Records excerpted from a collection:
* * *
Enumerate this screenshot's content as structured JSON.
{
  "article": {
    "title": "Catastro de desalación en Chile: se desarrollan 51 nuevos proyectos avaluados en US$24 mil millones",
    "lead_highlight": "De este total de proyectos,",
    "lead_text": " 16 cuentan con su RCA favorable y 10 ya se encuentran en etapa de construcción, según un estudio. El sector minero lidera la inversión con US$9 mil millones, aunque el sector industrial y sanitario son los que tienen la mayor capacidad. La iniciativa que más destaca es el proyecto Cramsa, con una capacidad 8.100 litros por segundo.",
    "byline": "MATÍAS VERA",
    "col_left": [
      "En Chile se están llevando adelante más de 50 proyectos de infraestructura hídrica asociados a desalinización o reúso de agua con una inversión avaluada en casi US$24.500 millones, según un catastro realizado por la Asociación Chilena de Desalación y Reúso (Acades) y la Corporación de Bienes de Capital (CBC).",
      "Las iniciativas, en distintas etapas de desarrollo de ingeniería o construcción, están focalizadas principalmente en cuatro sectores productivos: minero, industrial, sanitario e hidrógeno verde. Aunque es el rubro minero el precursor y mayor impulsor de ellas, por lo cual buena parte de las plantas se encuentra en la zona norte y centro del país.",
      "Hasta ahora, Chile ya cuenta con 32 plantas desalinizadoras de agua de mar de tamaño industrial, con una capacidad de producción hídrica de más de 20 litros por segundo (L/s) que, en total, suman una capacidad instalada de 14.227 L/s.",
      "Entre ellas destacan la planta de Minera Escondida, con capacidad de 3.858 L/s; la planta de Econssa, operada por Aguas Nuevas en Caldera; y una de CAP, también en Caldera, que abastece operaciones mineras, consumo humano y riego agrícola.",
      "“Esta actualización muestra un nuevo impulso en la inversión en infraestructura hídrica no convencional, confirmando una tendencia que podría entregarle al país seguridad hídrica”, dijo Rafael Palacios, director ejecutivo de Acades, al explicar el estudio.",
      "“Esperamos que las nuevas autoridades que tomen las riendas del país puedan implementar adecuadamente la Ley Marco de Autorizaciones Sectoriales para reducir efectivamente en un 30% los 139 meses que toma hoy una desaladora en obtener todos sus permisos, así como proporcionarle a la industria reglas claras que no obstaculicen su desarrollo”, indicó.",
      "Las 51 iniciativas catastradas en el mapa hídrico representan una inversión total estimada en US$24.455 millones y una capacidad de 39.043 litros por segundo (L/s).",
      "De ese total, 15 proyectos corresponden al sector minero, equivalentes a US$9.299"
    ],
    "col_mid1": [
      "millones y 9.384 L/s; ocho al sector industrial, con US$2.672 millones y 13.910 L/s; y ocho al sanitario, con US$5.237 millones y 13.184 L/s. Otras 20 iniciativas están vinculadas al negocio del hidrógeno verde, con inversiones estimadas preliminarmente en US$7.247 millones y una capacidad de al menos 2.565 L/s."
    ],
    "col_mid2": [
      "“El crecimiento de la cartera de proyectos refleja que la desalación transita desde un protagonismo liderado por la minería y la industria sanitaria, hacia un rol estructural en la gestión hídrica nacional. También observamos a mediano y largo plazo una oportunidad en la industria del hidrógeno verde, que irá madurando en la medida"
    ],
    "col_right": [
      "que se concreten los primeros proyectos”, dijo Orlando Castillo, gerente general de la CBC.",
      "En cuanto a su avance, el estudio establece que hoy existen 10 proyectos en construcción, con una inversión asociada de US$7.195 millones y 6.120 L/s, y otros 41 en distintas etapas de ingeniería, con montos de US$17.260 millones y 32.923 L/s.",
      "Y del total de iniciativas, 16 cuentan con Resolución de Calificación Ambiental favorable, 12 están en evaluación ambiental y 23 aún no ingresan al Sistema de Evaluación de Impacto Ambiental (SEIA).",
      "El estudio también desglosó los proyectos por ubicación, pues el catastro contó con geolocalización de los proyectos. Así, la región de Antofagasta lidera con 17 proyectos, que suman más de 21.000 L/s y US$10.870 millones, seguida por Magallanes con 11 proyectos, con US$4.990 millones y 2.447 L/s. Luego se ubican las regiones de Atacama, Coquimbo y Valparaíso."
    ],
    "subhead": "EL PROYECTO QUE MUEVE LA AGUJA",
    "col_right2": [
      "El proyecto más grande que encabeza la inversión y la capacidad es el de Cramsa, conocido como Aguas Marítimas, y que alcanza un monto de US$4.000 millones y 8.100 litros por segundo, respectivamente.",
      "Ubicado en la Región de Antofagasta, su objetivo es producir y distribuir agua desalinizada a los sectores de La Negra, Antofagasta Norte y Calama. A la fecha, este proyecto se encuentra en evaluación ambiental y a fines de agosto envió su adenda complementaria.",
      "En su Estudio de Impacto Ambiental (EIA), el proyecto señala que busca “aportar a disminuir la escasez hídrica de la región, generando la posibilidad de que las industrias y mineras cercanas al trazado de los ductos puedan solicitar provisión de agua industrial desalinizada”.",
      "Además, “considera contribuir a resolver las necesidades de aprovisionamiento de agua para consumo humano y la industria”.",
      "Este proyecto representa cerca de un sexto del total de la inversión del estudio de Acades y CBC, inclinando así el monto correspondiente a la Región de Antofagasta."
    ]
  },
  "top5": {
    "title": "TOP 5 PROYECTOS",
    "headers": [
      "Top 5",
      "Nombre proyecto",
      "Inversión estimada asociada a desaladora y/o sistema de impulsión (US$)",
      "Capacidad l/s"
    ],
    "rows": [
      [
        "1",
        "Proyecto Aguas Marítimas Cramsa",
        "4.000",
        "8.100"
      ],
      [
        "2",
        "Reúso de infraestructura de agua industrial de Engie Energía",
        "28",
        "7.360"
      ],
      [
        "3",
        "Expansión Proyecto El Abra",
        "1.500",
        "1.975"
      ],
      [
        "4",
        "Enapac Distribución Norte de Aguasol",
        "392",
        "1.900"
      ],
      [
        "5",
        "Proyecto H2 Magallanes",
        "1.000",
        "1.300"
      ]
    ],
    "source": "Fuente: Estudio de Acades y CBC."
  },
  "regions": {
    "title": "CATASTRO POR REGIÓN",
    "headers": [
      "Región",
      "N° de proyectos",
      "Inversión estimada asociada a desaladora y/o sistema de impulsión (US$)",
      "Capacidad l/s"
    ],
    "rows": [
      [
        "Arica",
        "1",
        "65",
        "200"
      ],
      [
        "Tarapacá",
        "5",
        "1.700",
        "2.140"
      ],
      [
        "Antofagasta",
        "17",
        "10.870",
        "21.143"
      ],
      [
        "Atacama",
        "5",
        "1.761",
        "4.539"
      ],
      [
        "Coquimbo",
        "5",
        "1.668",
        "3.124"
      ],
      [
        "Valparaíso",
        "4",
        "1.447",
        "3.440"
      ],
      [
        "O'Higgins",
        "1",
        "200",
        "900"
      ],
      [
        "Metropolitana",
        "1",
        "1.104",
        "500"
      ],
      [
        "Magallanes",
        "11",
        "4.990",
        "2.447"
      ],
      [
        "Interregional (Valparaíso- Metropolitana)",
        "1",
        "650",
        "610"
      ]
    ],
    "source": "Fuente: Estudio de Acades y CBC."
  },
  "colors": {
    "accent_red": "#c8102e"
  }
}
* * *
▸ What the task requires
Which lines include the word "Metropolitana"? Copy every one of them.

▸ Solved problem
        "Metropolitana",
        "Interregional (Valparaíso- Metropolitana)",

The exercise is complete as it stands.